Entries taken from a collection:
◆ ◆ ◆ ◆ ◆
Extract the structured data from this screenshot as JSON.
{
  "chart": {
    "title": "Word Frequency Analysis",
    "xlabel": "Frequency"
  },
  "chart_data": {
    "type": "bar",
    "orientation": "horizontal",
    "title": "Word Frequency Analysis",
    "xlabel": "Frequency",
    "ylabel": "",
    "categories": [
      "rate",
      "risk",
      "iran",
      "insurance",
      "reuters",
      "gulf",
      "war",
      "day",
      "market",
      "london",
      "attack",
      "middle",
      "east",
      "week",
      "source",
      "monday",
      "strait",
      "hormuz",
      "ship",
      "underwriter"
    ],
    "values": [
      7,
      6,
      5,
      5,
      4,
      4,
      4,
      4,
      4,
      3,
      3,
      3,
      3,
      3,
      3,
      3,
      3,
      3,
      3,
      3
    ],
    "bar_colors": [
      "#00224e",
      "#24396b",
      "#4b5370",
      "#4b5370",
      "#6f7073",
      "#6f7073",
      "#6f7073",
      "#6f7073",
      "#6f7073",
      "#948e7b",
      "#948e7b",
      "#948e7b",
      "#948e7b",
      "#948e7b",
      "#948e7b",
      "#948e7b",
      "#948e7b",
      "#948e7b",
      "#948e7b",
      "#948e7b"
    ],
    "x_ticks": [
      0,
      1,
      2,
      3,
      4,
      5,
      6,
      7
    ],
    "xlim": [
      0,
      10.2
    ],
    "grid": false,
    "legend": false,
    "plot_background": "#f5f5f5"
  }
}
◆ ◆ ◆ ◆ ◆
→ **PROBLEM STATEMENT**: Gather from the records above every line containing the string "Frequency".

→ **RESPONSE TO THE EXERCISE**:
    "title": "Word Frequency Analysis",
    "xlabel": "Frequency"
    "title": "Word Frequency Analysis",
    "xlabel": "Frequency",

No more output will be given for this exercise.